### GOAL
Search the entries below. Return every line that has "true" in it.

|---|

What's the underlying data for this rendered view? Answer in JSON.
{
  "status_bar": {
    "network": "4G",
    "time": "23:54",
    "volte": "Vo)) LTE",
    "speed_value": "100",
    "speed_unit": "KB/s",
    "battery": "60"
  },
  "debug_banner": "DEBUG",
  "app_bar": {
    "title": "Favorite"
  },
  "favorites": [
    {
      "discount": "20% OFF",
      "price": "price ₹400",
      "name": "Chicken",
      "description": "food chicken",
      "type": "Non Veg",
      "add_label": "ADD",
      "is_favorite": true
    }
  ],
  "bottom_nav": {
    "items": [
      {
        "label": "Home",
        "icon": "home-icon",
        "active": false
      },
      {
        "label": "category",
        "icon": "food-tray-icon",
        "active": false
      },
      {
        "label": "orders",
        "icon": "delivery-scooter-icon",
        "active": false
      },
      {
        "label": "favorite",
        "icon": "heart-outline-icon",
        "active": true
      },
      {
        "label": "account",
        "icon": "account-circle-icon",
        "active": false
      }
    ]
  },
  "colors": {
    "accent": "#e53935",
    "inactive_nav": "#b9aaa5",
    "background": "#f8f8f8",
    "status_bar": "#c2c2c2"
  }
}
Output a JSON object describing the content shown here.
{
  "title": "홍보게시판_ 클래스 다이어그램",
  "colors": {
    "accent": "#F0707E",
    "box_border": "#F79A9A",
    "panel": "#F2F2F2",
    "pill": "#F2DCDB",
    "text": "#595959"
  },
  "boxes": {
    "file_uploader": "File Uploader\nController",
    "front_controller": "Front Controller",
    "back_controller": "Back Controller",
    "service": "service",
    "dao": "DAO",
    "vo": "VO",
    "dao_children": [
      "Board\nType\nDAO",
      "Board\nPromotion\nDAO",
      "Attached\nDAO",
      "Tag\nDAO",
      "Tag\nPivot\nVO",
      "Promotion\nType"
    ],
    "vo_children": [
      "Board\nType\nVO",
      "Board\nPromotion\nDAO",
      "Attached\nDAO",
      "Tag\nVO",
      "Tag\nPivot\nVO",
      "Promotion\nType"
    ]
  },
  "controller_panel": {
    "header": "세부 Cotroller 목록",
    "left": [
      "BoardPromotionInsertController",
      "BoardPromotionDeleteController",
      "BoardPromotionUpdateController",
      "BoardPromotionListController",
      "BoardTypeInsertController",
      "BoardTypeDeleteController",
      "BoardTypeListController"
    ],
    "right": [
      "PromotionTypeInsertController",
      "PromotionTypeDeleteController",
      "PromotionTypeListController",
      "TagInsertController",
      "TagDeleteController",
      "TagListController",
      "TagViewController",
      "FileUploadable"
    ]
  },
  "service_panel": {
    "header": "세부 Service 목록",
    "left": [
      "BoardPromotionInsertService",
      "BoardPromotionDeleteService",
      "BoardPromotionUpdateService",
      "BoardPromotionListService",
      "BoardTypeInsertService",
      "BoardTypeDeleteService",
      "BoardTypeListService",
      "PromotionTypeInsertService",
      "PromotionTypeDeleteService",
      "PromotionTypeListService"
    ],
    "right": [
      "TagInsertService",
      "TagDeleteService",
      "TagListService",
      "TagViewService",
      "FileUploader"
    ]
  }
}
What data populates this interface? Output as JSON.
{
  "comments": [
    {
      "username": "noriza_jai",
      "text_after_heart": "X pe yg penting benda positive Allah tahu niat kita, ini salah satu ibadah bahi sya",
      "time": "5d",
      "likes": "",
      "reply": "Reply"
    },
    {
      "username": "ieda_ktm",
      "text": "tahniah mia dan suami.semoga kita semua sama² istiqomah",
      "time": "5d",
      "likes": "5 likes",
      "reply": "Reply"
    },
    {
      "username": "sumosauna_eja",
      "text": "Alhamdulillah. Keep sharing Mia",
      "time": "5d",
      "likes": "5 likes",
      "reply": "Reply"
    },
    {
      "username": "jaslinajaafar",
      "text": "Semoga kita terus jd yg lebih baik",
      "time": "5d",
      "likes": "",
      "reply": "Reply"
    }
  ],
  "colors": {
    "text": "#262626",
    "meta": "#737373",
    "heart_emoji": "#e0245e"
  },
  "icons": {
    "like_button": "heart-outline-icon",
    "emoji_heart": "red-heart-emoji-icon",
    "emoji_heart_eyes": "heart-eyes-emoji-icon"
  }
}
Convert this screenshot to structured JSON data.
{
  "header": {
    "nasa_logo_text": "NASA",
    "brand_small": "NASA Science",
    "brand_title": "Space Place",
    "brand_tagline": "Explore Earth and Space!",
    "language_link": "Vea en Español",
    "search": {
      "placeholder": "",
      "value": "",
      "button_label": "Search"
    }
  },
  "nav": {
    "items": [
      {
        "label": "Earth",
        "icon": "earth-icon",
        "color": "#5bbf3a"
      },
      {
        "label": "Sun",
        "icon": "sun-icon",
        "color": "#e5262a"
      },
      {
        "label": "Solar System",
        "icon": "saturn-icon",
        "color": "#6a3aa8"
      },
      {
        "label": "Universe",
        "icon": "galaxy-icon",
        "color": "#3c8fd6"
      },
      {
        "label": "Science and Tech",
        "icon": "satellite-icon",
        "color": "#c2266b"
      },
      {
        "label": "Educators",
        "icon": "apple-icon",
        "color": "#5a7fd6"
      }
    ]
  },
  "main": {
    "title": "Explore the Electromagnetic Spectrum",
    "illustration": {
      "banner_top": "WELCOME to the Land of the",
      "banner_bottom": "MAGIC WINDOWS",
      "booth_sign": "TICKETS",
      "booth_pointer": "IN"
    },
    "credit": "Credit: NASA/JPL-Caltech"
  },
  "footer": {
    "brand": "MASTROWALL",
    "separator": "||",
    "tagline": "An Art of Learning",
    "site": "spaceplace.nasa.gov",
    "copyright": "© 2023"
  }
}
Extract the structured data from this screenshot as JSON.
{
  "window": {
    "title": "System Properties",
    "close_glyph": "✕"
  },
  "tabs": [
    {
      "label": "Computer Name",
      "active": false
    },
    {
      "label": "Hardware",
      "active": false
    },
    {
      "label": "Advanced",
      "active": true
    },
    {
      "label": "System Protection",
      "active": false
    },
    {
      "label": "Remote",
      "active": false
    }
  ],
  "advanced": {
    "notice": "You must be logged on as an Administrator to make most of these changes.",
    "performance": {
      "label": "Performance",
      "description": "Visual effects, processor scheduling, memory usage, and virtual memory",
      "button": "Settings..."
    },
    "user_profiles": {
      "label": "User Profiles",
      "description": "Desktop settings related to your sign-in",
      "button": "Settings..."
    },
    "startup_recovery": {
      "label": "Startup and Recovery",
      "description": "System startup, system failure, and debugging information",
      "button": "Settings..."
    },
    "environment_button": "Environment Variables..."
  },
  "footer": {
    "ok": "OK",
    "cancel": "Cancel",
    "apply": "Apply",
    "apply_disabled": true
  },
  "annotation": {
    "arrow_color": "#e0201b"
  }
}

|---|

### THE ANSWER
      "is_favorite": true
        "active": true
      "active": true
    "apply_disabled": true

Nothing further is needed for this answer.